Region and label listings
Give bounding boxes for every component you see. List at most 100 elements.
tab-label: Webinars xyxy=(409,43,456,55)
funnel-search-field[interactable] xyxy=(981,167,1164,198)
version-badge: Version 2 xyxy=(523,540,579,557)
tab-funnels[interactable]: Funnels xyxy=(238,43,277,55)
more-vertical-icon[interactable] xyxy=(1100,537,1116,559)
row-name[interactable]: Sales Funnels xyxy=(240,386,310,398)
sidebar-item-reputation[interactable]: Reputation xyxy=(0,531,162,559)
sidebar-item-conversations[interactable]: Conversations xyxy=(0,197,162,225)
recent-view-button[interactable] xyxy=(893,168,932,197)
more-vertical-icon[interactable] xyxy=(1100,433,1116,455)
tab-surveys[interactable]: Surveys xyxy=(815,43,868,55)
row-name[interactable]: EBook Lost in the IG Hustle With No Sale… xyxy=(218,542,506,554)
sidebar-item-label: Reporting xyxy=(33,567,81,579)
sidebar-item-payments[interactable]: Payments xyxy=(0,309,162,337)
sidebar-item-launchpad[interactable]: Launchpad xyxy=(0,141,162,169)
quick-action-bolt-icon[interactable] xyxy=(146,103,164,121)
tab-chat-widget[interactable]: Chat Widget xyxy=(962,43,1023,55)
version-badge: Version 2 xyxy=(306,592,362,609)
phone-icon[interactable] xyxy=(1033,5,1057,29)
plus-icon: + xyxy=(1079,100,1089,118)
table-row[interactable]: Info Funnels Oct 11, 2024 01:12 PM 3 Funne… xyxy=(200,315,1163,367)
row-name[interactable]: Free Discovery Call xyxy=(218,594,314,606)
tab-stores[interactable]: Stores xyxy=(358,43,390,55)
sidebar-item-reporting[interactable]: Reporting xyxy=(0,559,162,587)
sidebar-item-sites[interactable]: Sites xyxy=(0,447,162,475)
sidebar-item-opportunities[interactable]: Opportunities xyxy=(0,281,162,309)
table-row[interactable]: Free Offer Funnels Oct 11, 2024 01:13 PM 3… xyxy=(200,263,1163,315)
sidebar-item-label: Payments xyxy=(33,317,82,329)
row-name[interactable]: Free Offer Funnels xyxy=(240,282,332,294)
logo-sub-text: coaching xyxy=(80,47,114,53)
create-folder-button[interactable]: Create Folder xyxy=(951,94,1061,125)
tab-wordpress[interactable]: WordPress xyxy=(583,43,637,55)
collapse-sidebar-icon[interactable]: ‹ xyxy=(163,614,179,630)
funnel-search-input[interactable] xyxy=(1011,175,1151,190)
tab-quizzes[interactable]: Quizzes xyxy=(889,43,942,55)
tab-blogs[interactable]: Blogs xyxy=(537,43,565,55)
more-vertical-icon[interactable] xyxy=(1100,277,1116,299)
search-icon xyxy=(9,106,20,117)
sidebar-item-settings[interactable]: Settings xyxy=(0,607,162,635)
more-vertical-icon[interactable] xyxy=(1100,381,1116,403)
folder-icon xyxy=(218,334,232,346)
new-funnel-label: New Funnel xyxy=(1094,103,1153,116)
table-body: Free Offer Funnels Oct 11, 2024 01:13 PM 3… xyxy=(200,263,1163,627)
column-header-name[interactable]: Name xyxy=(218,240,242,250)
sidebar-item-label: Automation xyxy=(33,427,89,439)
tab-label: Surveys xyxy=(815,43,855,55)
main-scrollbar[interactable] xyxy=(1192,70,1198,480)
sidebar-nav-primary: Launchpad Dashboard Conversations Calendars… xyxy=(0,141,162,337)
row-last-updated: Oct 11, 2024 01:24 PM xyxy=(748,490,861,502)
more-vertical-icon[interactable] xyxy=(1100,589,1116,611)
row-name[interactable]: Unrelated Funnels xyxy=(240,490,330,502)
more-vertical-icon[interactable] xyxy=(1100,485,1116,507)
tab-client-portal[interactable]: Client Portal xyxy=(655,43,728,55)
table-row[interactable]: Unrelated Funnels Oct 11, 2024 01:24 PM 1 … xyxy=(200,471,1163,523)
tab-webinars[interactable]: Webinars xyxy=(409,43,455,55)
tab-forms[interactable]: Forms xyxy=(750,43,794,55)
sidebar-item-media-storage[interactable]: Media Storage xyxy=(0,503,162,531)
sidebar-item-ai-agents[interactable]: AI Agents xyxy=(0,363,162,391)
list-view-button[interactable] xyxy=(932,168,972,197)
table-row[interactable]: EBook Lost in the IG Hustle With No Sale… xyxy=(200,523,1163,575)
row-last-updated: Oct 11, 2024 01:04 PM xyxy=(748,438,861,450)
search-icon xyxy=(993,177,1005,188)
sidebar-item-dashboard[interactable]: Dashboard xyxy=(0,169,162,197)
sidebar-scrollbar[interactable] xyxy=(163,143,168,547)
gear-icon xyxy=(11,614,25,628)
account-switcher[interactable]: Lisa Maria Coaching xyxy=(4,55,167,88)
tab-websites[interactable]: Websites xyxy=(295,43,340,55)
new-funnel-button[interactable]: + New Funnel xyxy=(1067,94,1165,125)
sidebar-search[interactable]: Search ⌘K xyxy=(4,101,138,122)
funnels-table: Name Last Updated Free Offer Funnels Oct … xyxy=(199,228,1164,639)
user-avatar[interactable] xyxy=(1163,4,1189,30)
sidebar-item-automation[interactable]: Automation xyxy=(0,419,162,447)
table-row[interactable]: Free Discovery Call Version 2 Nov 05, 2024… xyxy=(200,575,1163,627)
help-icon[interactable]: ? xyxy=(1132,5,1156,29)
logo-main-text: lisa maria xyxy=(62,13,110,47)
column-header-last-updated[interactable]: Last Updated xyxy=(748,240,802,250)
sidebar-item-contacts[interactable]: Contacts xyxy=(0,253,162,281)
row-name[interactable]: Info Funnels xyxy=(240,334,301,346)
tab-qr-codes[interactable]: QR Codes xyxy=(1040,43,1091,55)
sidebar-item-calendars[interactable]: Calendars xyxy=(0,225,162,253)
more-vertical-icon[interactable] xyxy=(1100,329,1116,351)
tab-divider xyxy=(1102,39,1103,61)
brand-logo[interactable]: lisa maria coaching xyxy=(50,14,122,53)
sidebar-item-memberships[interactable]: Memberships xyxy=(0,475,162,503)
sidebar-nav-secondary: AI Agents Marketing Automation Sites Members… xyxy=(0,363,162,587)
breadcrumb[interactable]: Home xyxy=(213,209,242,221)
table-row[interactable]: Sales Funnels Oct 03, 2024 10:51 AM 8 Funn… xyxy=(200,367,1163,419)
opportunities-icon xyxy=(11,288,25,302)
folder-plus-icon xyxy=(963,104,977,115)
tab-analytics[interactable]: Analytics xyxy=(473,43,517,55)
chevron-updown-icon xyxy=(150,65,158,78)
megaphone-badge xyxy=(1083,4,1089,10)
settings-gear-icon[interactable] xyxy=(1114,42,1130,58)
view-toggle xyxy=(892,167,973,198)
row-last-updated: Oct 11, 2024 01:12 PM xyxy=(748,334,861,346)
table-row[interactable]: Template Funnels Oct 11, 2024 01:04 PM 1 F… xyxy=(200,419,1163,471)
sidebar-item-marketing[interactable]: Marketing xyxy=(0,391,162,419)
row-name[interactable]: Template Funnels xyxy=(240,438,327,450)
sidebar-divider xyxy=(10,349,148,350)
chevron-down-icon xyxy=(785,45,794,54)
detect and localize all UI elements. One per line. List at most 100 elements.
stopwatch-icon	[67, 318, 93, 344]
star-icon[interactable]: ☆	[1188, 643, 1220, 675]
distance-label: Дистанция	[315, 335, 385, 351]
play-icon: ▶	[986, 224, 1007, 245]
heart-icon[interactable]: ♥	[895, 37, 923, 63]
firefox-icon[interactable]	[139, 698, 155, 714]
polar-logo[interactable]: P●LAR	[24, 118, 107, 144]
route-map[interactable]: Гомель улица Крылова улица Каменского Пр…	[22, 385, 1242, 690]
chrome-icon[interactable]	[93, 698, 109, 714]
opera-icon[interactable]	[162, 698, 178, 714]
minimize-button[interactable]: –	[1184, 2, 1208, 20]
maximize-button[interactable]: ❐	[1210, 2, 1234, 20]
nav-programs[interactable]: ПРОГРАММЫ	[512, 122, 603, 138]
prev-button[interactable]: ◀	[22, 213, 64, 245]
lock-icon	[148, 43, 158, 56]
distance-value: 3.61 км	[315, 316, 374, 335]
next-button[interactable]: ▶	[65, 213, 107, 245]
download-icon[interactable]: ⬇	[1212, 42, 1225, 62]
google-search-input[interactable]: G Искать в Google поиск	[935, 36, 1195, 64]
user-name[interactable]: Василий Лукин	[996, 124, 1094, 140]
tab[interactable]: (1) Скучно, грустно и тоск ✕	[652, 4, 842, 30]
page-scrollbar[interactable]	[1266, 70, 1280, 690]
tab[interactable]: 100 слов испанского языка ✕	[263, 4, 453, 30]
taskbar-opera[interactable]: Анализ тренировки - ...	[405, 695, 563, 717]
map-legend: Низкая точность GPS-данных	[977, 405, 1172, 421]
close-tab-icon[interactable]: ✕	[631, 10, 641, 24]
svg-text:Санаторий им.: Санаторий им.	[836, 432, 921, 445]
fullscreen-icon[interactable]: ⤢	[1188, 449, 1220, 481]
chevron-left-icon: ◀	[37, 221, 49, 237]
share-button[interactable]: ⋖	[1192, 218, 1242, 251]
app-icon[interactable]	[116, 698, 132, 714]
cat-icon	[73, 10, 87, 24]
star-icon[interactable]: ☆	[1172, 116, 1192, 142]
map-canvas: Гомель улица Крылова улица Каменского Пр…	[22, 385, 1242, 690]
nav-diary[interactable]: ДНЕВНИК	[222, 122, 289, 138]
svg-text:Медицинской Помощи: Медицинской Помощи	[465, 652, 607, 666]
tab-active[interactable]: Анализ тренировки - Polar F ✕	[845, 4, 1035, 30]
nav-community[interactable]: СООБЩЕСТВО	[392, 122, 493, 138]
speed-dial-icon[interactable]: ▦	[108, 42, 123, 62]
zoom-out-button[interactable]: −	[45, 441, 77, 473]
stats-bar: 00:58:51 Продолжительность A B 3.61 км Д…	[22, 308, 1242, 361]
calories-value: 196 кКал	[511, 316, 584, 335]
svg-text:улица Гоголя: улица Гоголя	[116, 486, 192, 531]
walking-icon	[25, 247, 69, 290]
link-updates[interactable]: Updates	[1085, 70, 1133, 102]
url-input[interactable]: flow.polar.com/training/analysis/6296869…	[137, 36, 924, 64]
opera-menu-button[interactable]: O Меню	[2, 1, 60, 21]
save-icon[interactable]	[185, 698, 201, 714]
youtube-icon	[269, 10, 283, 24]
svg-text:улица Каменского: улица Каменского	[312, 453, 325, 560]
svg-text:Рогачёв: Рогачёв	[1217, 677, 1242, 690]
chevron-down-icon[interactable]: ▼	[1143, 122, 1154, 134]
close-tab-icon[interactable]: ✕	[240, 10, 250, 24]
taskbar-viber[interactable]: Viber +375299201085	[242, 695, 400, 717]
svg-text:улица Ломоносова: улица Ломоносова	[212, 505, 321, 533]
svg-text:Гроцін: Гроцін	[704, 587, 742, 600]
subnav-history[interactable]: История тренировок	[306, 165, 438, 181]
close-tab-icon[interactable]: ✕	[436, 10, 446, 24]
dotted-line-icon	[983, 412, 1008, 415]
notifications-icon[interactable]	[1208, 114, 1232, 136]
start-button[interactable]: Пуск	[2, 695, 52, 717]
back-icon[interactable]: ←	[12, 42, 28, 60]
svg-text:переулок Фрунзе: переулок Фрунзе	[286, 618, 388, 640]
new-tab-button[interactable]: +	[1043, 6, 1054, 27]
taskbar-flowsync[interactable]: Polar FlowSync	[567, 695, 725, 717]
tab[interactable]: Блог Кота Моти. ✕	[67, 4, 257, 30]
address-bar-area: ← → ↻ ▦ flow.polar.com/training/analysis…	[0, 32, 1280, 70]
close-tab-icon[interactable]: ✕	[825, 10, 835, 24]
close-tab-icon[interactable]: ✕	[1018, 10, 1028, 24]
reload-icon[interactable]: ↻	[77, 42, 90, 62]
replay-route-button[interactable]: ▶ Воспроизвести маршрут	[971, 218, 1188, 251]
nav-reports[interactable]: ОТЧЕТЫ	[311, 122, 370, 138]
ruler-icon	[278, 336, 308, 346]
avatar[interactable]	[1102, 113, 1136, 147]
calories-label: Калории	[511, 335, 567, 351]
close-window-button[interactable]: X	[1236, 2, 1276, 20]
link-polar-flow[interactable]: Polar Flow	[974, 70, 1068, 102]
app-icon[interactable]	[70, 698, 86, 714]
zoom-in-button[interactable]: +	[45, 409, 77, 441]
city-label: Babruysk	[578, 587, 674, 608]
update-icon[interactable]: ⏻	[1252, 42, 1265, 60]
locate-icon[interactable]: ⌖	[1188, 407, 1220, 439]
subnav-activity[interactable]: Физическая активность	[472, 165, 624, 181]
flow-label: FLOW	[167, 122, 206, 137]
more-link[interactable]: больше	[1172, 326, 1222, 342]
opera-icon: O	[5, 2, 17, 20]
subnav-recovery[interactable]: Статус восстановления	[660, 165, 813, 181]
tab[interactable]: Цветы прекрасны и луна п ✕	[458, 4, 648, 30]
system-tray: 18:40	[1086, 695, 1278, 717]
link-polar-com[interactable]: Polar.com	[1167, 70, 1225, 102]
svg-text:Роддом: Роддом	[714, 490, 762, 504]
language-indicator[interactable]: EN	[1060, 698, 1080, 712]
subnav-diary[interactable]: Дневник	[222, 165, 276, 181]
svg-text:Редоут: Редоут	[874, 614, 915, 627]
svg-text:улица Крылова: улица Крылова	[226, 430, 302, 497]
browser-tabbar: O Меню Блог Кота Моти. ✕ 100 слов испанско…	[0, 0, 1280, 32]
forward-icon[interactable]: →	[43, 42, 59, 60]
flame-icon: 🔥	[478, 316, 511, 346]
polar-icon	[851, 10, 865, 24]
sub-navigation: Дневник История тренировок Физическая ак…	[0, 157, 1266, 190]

▸ REQUEST
Copy the material word for word, from its very first line through the line holding "tab-surveys[interactable]: Surveys xyxy=(815,43,868,55)", both ends included.

▸ FULL RESPONSE
Give bounding boxes for every component you see. List at most 100 elements.
tab-label: Webinars xyxy=(409,43,456,55)
funnel-search-field[interactable] xyxy=(981,167,1164,198)
version-badge: Version 2 xyxy=(523,540,579,557)
tab-funnels[interactable]: Funnels xyxy=(238,43,277,55)
more-vertical-icon[interactable] xyxy=(1100,537,1116,559)
row-name[interactable]: Sales Funnels xyxy=(240,386,310,398)
sidebar-item-reputation[interactable]: Reputation xyxy=(0,531,162,559)
sidebar-item-conversations[interactable]: Conversations xyxy=(0,197,162,225)
recent-view-button[interactable] xyxy=(893,168,932,197)
more-vertical-icon[interactable] xyxy=(1100,433,1116,455)
tab-surveys[interactable]: Surveys xyxy=(815,43,868,55)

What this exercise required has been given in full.